[Data extracted from a collection]

---------------

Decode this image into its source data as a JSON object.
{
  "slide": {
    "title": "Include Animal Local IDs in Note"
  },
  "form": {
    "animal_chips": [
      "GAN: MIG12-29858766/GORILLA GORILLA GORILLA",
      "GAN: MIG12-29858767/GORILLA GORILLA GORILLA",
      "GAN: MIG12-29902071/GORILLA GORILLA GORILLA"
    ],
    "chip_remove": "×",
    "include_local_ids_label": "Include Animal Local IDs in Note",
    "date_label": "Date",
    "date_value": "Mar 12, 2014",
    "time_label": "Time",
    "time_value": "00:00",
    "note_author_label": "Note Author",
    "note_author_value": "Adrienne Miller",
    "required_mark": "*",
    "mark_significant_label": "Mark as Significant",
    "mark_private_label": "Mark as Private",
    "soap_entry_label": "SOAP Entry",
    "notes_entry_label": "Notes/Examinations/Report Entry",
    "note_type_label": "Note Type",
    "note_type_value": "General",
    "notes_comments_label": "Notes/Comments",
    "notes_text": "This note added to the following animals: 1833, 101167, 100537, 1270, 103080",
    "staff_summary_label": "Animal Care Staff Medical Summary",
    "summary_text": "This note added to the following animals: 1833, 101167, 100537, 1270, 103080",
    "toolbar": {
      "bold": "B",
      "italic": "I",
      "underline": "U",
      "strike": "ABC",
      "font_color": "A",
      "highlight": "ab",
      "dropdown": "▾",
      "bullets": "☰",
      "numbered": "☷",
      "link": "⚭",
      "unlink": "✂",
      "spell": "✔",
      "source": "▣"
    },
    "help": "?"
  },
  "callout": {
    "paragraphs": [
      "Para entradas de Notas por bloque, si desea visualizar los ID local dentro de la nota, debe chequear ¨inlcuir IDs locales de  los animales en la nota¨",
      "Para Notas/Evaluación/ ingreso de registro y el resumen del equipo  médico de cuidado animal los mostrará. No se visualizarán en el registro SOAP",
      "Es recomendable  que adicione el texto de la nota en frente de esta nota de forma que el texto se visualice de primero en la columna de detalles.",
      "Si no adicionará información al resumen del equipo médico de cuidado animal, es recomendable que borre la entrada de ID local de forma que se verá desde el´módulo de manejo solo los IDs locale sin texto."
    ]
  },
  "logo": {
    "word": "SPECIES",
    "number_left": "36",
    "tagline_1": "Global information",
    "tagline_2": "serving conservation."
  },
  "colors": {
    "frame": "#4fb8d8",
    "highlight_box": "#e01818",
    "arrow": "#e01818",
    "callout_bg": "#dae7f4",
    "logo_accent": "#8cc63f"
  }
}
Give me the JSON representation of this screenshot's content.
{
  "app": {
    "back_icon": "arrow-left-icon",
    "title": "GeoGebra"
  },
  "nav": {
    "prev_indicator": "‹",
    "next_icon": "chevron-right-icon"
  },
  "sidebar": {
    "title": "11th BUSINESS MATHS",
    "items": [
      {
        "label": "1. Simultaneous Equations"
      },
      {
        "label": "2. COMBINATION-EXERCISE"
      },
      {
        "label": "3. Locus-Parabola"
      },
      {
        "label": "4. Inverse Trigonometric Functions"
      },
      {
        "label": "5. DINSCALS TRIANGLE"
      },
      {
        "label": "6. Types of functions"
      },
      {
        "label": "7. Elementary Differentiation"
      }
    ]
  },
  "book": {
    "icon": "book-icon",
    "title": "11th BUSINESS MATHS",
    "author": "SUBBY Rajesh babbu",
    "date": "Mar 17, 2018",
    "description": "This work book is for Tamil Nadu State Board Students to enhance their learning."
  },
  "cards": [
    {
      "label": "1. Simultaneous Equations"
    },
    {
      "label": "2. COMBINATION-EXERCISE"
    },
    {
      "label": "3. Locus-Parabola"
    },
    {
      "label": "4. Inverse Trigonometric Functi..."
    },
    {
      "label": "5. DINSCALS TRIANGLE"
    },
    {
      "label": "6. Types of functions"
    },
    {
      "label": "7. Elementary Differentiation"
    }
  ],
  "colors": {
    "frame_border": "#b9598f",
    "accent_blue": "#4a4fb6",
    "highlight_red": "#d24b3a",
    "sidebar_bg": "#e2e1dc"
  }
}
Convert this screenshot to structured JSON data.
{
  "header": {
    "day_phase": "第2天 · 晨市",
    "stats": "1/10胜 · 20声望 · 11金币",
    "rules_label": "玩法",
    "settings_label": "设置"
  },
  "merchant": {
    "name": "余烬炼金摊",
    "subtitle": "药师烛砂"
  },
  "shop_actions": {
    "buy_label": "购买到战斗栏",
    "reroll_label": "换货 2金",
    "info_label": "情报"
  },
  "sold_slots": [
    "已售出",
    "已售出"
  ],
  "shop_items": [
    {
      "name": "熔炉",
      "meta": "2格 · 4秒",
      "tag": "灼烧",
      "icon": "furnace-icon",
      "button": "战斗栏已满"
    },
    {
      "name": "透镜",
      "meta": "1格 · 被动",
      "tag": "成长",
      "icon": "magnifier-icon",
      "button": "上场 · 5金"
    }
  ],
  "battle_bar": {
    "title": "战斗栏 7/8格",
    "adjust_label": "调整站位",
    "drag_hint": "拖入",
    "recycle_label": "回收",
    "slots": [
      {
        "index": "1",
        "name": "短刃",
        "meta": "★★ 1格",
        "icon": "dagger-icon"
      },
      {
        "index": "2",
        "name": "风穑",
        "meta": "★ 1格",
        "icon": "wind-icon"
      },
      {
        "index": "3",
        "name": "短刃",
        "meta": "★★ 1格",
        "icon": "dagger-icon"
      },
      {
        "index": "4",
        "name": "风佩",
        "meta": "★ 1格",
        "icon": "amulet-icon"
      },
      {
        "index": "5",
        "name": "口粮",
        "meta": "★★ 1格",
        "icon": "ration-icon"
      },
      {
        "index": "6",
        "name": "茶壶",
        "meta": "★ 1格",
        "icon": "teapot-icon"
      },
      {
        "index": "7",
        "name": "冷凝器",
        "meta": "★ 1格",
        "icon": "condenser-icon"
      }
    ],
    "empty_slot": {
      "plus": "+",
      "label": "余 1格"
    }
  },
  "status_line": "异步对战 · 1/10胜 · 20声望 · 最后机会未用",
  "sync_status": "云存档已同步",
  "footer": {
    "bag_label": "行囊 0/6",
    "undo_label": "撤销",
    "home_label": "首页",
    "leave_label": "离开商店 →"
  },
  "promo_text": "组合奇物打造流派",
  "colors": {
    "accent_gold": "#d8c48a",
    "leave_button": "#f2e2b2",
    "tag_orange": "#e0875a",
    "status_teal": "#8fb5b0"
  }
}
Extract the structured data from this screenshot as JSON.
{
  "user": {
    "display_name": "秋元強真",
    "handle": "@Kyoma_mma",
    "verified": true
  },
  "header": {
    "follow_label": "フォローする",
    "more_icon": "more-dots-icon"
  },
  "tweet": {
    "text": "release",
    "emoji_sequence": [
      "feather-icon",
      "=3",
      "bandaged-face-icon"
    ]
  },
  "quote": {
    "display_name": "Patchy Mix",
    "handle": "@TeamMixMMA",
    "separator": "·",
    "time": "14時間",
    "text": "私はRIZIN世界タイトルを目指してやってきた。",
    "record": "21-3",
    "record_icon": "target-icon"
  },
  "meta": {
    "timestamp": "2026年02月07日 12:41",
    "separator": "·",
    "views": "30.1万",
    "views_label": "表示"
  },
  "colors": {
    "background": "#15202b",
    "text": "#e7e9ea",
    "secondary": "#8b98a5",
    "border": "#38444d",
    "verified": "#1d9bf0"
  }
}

---------------

> [Exercise goal]: Write out all of the records once more, exactly.

> [Result of the task]:
Decode this image into its source data as a JSON object.
{
  "slide": {
    "title": "Include Animal Local IDs in Note"
  },
  "form": {
    "animal_chips": [
      "GAN: MIG12-29858766/GORILLA GORILLA GORILLA",
      "GAN: MIG12-29858767/GORILLA GORILLA GORILLA",
      "GAN: MIG12-29902071/GORILLA GORILLA GORILLA"
    ],
    "chip_remove": "×",
    "include_local_ids_label": "Include Animal Local IDs in Note",
    "date_label": "Date",
    "date_value": "Mar 12, 2014",
    "time_label": "Time",
    "time_value": "00:00",
    "note_author_label": "Note Author",
    "note_author_value": "Adrienne Miller",
    "required_mark": "*",
    "mark_significant_label": "Mark as Significant",
    "mark_private_label": "Mark as Private",
    "soap_entry_label": "SOAP Entry",
    "notes_entry_label": "Notes/Examinations/Report Entry",
    "note_type_label": "Note Type",
    "note_type_value": "General",
    "notes_comments_label": "Notes/Comments",
    "notes_text": "This note added to the following animals: 1833, 101167, 100537, 1270, 103080",
    "staff_summary_label": "Animal Care Staff Medical Summary",
    "summary_text": "This note added to the following animals: 1833, 101167, 100537, 1270, 103080",
    "toolbar": {
      "bold": "B",
      "italic": "I",
      "underline": "U",
      "strike": "ABC",
      "font_color": "A",
      "highlight": "ab",
      "dropdown": "▾",
      "bullets": "☰",
      "numbered": "☷",
      "link": "⚭",
      "unlink": "✂",
      "spell": "✔",
      "source": "▣"
    },
    "help": "?"
  },
  "callout": {
    "paragraphs": [
      "Para entradas de Notas por bloque, si desea visualizar los ID local dentro de la nota, debe chequear ¨inlcuir IDs locales de  los animales en la nota¨",
      "Para Notas/Evaluación/ ingreso de registro y el resumen del equipo  médico de cuidado animal los mostrará. No se visualizarán en el registro SOAP",
      "Es recomendable  que adicione el texto de la nota en frente de esta nota de forma que el texto se visualice de primero en la columna de detalles.",
      "Si no adicionará información al resumen del equipo médico de cuidado animal, es recomendable que borre la entrada de ID local de forma que se verá desde el´módulo de manejo solo los IDs locale sin texto."
    ]
  },
  "logo": {
    "word": "SPECIES",
    "number_left": "36",
    "tagline_1": "Global information",
    "tagline_2": "serving conservation."
  },
  "colors": {
    "frame": "#4fb8d8",
    "highlight_box": "#e01818",
    "arrow": "#e01818",
    "callout_bg": "#dae7f4",
    "logo_accent": "#8cc63f"
  }
}
Give me the JSON representation of this screenshot's content.
{
  "app": {
    "back_icon": "arrow-left-icon",
    "title": "GeoGebra"
  },
  "nav": {
    "prev_indicator": "‹",
    "next_icon": "chevron-right-icon"
  },
  "sidebar": {
    "title": "11th BUSINESS MATHS",
    "items": [
      {
        "label": "1. Simultaneous Equations"
      },
      {
        "label": "2. COMBINATION-EXERCISE"
      },
      {
        "label": "3. Locus-Parabola"
      },
      {
        "label": "4. Inverse Trigonometric Functions"
      },
      {
        "label": "5. DINSCALS TRIANGLE"
      },
      {
        "label": "6. Types of functions"
      },
      {
        "label": "7. Elementary Differentiation"
      }
    ]
  },
  "book": {
    "icon": "book-icon",
    "title": "11th BUSINESS MATHS",
    "author": "SUBBY Rajesh babbu",
    "date": "Mar 17, 2018",
    "description": "This work book is for Tamil Nadu State Board Students to enhance their learning."
  },
  "cards": [
    {
      "label": "1. Simultaneous Equations"
    },
    {
      "label": "2. COMBINATION-EXERCISE"
    },
    {
      "label": "3. Locus-Parabola"
    },
    {
      "label": "4. Inverse Trigonometric Functi..."
    },
    {
      "label": "5. DINSCALS TRIANGLE"
    },
    {
      "label": "6. Types of functions"
    },
    {
      "label": "7. Elementary Differentiation"
    }
  ],
  "colors": {
    "frame_border": "#b9598f",
    "accent_blue": "#4a4fb6",
    "highlight_red": "#d24b3a",
    "sidebar_bg": "#e2e1dc"
  }
}
Convert this screenshot to structured JSON data.
{
  "header": {
    "day_phase": "第2天 · 晨市",
    "stats": "1/10胜 · 20声望 · 11金币",
    "rules_label": "玩法",
    "settings_label": "设置"
  },
  "merchant": {
    "name": "余烬炼金摊",
    "subtitle": "药师烛砂"
  },
  "shop_actions": {
    "buy_label": "购买到战斗栏",
    "reroll_label": "换货 2金",
    "info_label": "情报"
  },
  "sold_slots": [
    "已售出",
    "已售出"
  ],
  "shop_items": [
    {
      "name": "熔炉",
      "meta": "2格 · 4秒",
      "tag": "灼烧",
      "icon": "furnace-icon",
      "button": "战斗栏已满"
    },
    {
      "name": "透镜",
      "meta": "1格 · 被动",
      "tag": "成长",
      "icon": "magnifier-icon",
      "button": "上场 · 5金"
    }
  ],
  "battle_bar": {
    "title": "战斗栏 7/8格",
    "adjust_label": "调整站位",
    "drag_hint": "拖入",
    "recycle_label": "回收",
    "slots": [
      {
        "index": "1",
        "name": "短刃",
        "meta": "★★ 1格",
        "icon": "dagger-icon"
      },
      {
        "index": "2",
        "name": "风穑",
        "meta": "★ 1格",
        "icon": "wind-icon"
      },
      {
        "index": "3",
        "name": "短刃",
        "meta": "★★ 1格",
        "icon": "dagger-icon"
      },
      {
        "index": "4",
        "name": "风佩",
        "meta": "★ 1格",
        "icon": "amulet-icon"
      },
      {
        "index": "5",
        "name": "口粮",
        "meta": "★★ 1格",
        "icon": "ration-icon"
      },
      {
        "index": "6",
        "name": "茶壶",
        "meta": "★ 1格",
        "icon": "teapot-icon"
      },
      {
        "index": "7",
        "name": "冷凝器",
        "meta": "★ 1格",
        "icon": "condenser-icon"
      }
    ],
    "empty_slot": {
      "plus": "+",
      "label": "余 1格"
    }
  },
  "status_line": "异步对战 · 1/10胜 · 20声望 · 最后机会未用",
  "sync_status": "云存档已同步",
  "footer": {
    "bag_label": "行囊 0/6",
    "undo_label": "撤销",
    "home_label": "首页",
    "leave_label": "离开商店 →"
  },
  "promo_text": "组合奇物打造流派",
  "colors": {
    "accent_gold": "#d8c48a",
    "leave_button": "#f2e2b2",
    "tag_orange": "#e0875a",
    "status_teal": "#8fb5b0"
  }
}
Extract the structured data from this screenshot as JSON.
{
  "user": {
    "display_name": "秋元強真",
    "handle": "@Kyoma_mma",
    "verified": true
  },
  "header": {
    "follow_label": "フォローする",
    "more_icon": "more-dots-icon"
  },
  "tweet": {
    "text": "release",
    "emoji_sequence": [
      "feather-icon",
      "=3",
      "bandaged-face-icon"
    ]
  },
  "quote": {
    "display_name": "Patchy Mix",
    "handle": "@TeamMixMMA",
    "separator": "·",
    "time": "14時間",
    "text": "私はRIZIN世界タイトルを目指してやってきた。",
    "record": "21-3",
    "record_icon": "target-icon"
  },
  "meta": {
    "timestamp": "2026年02月07日 12:41",
    "separator": "·",
    "views": "30.1万",
    "views_label": "表示"
  },
  "colors": {
    "background": "#15202b",
    "text": "#e7e9ea",
    "secondary": "#8b98a5",
    "border": "#38444d",
    "verified": "#1d9bf0"
  }
}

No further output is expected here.